### Prompt
Leave the pictures out. Return all other data exactly.

### Provided data
□ □ □ □
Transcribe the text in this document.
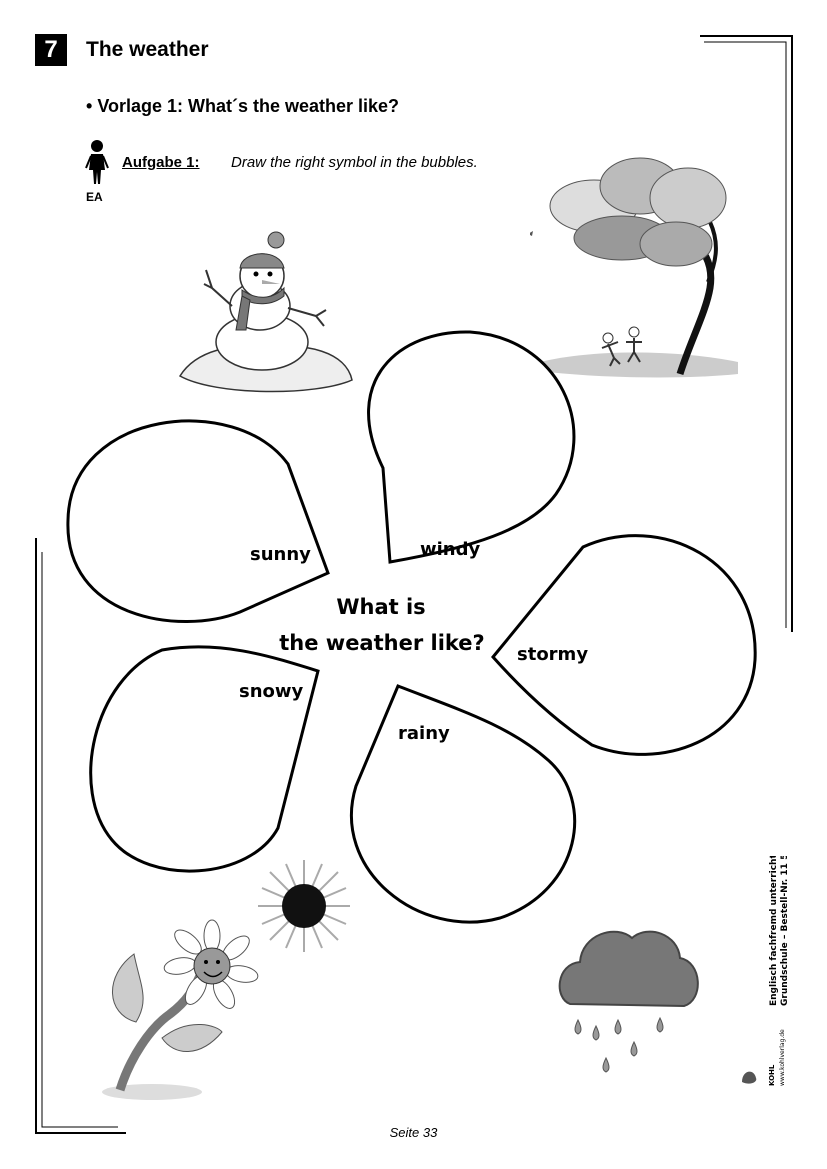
7	The weather
• Vorlage 1: What´s the weather like?
EA
Aufgabe 1: Draw the right symbol in the bubbles.
sunny	windy
stormy
snowy
rainy
What is
the weather like?
Englisch fachfremd unterrichten Grundschule – Bestell-Nr. 11 553
KOHL www.kohlverlag.de
Seite 33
□ □ □ □
### Full output
Transcribe the text in this document.
7	The weather
• Vorlage 1: What´s the weather like?
EA
Aufgabe 1: Draw the right symbol in the bubbles.
sunny	windy
stormy
snowy
rainy
What is
the weather like?
Englisch fachfremd unterrichten Grundschule – Bestell-Nr. 11 553
KOHL www.kohlverlag.de
Seite 33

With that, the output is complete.